> **Goal of the exercise**
Scan the data below and pick out the lines containing the word "Libraries".

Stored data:
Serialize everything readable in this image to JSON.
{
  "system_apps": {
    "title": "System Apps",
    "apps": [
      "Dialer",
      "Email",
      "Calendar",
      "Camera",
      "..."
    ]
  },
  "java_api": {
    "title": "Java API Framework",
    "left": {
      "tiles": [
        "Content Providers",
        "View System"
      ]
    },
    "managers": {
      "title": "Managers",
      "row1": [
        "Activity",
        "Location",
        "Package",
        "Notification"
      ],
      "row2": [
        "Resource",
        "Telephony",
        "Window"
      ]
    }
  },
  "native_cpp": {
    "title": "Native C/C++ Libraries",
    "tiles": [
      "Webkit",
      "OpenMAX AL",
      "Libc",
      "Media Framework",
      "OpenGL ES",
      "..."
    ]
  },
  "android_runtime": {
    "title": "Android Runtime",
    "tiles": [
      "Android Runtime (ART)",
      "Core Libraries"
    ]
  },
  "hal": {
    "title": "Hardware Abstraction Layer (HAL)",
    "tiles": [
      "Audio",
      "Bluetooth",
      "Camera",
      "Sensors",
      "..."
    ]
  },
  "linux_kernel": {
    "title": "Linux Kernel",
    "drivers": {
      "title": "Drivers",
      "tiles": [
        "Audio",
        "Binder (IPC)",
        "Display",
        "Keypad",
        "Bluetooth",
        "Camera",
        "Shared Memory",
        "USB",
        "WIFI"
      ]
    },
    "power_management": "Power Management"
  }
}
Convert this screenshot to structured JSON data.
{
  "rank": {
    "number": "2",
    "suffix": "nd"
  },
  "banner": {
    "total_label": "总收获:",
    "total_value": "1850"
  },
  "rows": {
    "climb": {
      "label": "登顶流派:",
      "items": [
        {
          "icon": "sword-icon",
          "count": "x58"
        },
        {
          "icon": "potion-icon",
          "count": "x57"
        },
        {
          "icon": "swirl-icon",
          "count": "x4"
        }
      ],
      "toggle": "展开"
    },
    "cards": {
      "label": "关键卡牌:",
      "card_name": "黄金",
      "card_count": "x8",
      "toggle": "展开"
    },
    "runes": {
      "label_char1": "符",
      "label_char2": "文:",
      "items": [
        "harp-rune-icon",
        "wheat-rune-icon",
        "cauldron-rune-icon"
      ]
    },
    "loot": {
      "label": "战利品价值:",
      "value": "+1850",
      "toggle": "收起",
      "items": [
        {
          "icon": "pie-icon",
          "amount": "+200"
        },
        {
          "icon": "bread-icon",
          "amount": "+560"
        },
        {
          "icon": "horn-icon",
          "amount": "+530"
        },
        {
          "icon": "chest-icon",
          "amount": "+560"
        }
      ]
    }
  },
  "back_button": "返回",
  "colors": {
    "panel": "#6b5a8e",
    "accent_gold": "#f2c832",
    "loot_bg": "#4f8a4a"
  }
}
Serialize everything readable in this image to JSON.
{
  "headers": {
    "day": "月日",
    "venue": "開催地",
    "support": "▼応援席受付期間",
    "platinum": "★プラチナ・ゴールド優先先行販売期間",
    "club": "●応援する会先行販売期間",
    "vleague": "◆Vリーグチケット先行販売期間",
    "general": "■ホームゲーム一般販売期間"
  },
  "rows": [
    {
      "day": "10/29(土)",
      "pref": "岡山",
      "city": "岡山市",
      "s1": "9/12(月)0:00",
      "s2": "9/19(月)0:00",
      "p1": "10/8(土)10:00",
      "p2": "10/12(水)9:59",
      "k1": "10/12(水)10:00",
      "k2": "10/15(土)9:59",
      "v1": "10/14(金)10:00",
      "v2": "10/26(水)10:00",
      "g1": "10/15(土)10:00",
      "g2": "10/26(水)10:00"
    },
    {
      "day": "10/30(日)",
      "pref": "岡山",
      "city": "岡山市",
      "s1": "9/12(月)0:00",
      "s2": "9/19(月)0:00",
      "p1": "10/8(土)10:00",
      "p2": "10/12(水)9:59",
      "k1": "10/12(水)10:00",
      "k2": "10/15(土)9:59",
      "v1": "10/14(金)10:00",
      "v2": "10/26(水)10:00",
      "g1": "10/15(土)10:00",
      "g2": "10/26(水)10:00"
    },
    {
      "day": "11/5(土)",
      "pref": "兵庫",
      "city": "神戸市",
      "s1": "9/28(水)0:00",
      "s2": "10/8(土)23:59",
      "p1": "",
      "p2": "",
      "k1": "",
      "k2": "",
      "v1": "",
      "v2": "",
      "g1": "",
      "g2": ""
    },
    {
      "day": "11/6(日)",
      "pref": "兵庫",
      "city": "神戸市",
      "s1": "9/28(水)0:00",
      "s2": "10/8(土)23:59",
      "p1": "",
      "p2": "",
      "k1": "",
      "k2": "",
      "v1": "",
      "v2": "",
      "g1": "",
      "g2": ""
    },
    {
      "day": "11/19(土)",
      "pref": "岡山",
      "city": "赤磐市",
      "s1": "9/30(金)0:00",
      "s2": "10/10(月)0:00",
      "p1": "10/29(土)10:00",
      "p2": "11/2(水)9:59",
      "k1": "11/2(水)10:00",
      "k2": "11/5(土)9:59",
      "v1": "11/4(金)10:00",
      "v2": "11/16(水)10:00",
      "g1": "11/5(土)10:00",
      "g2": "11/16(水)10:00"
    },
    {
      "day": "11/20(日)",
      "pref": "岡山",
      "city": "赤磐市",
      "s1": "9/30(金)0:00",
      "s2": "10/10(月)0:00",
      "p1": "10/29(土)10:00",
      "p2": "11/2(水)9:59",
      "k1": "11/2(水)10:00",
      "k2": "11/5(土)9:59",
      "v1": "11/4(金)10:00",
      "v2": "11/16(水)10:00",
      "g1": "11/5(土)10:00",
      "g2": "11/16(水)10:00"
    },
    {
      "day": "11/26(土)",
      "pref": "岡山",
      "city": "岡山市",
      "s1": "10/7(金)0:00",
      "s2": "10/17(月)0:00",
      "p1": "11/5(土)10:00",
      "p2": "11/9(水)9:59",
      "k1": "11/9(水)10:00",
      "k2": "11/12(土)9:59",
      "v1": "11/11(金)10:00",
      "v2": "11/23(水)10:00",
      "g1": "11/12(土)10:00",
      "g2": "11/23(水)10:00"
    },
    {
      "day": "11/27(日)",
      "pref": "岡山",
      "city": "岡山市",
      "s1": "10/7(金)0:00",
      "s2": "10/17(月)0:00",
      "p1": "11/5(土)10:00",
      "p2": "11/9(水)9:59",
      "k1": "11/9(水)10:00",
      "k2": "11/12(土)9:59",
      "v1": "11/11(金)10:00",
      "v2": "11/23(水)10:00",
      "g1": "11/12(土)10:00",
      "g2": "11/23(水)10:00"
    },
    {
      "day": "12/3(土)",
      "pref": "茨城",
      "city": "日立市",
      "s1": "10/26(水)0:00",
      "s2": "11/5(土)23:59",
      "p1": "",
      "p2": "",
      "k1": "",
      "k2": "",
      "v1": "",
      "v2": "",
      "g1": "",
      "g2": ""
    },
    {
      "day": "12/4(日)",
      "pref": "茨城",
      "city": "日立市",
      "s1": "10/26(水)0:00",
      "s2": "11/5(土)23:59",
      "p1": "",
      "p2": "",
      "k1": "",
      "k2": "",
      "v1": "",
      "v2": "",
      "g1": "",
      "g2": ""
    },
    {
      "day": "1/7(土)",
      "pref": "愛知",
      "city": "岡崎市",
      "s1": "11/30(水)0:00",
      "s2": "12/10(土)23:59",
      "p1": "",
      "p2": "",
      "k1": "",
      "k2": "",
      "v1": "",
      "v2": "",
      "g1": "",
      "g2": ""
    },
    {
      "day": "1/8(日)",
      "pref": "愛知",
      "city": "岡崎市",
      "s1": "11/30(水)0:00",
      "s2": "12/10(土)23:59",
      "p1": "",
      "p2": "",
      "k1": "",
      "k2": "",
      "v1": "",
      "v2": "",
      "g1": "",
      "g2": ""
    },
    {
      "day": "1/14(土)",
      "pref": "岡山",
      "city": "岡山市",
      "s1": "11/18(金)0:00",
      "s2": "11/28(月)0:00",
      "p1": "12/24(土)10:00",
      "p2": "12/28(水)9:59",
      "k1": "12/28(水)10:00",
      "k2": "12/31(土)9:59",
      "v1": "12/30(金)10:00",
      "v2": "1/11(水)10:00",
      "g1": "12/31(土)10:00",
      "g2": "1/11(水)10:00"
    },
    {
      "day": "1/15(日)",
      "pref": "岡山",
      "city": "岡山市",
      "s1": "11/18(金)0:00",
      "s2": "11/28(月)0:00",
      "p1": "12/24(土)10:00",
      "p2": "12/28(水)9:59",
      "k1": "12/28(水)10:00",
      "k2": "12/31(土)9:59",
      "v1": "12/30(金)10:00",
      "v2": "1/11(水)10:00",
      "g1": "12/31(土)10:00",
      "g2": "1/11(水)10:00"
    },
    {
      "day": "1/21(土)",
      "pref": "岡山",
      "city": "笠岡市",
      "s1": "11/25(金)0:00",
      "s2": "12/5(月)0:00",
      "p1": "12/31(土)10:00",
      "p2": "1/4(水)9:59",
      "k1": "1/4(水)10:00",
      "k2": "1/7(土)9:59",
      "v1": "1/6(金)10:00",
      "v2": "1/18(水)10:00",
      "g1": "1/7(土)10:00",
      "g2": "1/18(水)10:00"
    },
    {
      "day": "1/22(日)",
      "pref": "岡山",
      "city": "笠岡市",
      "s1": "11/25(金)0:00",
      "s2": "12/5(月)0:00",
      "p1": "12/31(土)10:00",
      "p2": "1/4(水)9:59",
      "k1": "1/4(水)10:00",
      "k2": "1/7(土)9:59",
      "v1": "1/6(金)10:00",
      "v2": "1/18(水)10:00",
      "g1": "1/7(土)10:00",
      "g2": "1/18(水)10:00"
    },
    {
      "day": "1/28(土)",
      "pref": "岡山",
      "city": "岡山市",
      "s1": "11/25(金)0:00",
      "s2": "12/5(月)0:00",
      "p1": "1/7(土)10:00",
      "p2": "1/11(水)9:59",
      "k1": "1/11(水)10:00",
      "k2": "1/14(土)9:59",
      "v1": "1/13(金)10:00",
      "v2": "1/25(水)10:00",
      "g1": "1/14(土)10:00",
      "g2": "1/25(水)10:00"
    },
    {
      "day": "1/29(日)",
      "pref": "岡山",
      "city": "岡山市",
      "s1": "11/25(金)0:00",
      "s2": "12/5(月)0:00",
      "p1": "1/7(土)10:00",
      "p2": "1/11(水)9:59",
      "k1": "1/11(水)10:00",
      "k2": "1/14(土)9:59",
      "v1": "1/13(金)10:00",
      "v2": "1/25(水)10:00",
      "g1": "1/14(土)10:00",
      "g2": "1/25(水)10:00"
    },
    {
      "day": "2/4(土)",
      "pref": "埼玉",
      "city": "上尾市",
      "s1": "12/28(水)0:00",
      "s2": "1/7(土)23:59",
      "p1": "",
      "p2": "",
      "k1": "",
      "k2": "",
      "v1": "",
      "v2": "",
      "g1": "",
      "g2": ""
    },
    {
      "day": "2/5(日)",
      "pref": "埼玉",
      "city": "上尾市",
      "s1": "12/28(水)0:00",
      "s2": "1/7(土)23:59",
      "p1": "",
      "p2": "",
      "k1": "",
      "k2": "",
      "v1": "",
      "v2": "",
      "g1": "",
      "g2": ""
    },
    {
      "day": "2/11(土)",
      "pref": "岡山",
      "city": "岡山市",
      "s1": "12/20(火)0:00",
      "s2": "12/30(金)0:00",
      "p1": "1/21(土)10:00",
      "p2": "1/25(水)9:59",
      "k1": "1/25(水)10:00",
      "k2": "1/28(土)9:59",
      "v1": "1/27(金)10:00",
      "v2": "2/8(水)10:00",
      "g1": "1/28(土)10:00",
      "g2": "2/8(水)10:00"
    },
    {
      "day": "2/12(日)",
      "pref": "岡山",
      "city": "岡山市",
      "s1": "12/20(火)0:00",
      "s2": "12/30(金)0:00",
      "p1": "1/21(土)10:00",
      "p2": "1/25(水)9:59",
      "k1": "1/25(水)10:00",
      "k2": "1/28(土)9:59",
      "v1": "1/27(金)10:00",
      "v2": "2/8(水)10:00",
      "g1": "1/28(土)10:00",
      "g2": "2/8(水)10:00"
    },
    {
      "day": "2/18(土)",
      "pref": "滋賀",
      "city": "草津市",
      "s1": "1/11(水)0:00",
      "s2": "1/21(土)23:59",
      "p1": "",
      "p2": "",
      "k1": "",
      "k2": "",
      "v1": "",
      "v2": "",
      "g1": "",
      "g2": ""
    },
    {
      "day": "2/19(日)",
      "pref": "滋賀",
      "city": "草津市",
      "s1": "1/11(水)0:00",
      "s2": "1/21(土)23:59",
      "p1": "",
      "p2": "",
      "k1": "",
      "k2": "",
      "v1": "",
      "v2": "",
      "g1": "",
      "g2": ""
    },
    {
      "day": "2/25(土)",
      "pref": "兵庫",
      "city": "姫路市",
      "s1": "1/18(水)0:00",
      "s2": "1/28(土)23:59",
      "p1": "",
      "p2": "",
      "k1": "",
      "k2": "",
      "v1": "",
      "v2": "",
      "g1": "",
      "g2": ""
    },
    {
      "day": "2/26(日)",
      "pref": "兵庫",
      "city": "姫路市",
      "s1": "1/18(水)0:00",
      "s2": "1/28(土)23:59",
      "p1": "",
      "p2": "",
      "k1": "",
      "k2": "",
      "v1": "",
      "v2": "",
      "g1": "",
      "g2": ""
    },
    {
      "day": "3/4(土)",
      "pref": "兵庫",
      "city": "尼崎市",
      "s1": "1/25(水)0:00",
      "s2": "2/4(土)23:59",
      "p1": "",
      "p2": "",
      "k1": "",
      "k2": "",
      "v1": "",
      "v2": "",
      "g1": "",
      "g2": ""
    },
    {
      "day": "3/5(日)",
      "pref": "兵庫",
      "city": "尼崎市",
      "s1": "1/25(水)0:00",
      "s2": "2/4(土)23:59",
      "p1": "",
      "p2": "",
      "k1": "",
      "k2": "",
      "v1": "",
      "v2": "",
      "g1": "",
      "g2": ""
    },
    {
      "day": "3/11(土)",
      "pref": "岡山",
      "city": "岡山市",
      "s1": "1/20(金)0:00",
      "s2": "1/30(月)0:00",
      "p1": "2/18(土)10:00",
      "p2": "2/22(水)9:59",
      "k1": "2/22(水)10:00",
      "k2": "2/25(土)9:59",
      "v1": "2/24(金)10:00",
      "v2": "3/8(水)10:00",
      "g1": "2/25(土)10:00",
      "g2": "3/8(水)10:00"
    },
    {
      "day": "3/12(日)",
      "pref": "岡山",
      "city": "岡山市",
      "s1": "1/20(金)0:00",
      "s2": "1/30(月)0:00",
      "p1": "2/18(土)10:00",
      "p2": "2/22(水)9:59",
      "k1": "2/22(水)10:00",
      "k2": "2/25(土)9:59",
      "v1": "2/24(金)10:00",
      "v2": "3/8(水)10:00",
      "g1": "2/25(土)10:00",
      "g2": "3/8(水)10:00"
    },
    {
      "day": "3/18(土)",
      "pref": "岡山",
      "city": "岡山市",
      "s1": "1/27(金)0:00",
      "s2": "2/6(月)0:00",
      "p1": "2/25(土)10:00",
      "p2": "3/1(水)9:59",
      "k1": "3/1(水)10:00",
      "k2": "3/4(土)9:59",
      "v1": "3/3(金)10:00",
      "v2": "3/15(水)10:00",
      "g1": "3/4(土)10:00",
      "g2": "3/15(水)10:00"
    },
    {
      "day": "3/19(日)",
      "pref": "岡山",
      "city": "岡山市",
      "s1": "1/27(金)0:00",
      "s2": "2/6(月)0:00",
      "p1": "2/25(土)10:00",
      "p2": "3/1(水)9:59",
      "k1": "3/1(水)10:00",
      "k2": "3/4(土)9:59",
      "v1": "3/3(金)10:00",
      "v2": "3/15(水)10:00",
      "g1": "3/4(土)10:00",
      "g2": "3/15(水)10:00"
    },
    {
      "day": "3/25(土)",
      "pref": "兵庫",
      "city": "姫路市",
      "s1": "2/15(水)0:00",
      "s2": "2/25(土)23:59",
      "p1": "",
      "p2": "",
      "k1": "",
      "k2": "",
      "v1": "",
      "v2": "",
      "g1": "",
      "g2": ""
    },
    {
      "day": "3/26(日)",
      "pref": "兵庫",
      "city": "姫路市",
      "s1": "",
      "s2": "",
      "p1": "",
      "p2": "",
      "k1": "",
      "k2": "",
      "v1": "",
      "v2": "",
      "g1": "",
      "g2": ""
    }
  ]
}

> **Answer for the task**
    "title": "Native C/C++ Libraries",
      "Core Libraries"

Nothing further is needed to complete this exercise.